DIRECTIONS:
Look through the data below. Show each line where the string "legrészletesebb" occurs.

INPUT RECORDS:
○ ○ ○

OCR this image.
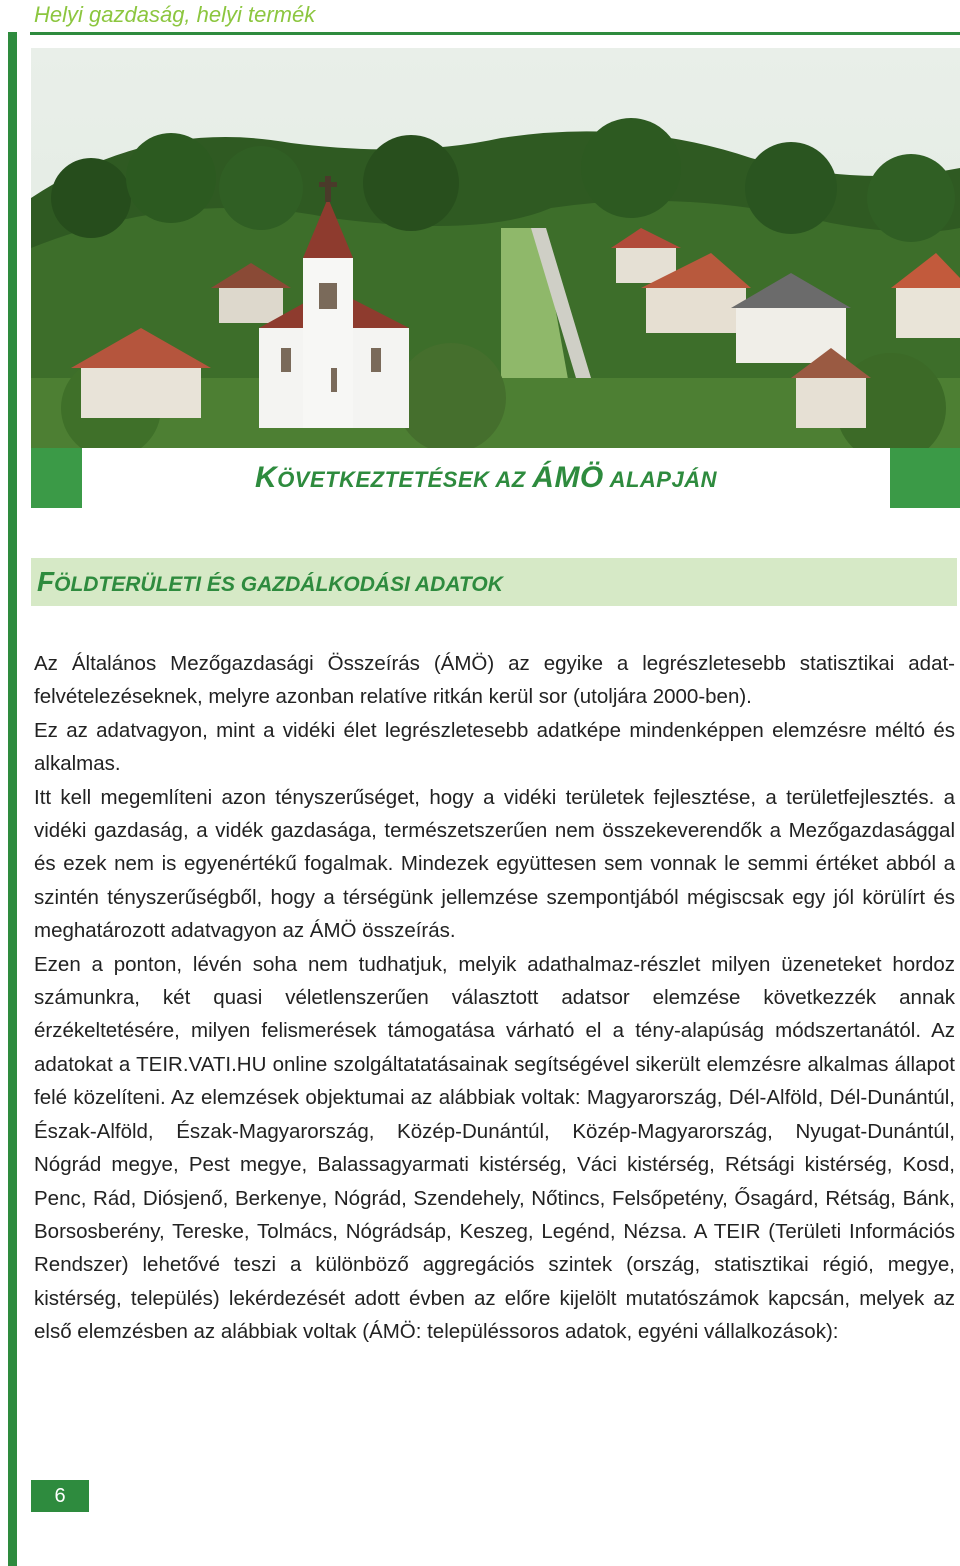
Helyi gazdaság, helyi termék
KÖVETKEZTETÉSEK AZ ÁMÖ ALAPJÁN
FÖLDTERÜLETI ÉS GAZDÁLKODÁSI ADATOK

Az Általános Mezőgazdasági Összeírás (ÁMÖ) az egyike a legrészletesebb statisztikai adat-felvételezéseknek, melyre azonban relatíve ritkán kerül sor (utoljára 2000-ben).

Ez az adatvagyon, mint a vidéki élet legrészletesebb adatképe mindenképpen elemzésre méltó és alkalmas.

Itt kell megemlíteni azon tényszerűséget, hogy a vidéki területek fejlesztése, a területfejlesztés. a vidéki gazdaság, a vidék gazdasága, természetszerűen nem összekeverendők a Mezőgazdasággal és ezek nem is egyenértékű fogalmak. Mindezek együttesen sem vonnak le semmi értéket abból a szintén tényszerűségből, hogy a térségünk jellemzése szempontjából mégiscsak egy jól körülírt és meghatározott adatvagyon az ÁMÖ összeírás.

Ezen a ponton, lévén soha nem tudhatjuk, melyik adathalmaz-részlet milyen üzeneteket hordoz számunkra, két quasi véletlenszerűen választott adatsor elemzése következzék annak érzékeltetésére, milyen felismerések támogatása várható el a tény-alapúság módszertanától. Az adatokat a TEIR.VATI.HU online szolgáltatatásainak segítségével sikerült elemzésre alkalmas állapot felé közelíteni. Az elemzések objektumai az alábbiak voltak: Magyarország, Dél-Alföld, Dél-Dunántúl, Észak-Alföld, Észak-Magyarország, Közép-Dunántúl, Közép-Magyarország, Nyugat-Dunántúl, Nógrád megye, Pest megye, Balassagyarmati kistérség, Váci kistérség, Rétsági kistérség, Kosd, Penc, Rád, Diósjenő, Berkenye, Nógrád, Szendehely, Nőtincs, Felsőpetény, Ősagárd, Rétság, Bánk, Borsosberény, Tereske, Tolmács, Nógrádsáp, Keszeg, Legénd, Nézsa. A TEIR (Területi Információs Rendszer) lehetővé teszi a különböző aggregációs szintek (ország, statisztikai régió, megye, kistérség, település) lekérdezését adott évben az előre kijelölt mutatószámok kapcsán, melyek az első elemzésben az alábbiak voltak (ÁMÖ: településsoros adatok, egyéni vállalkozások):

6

○ ○ ○

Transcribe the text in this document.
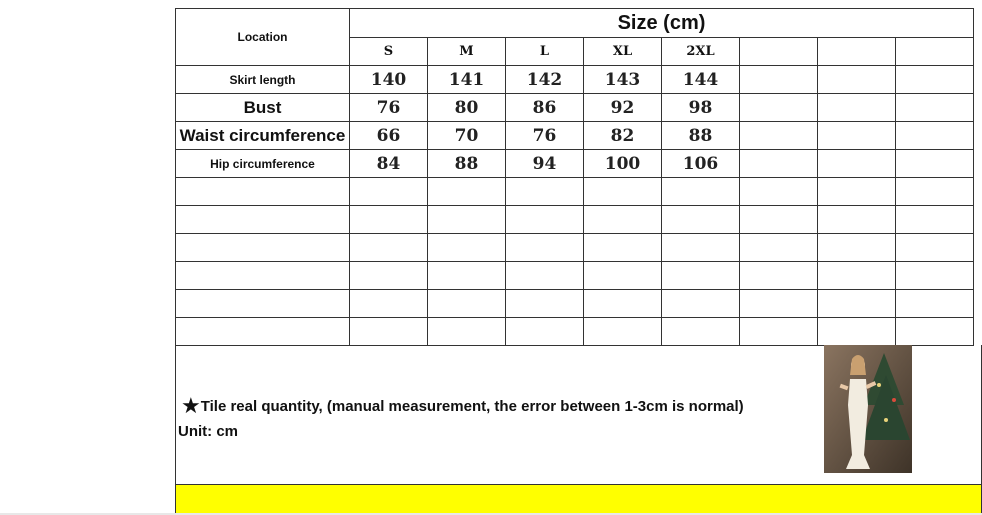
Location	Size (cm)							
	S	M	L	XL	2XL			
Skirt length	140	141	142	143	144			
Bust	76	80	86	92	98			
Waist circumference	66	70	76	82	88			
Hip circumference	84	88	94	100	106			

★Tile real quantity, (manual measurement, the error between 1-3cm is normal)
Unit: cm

○ ○ ○

FINISHED TASK:
Az Általános Mezőgazdasági Összeírás (ÁMÖ) az egyike a legrészletesebb statisztikai adat-felvételezéseknek, melyre azonban relatíve ritkán kerül sor (utoljára 2000-ben).
Ez az adatvagyon, mint a vidéki élet legrészletesebb adatképe mindenképpen elemzésre méltó és alkalmas.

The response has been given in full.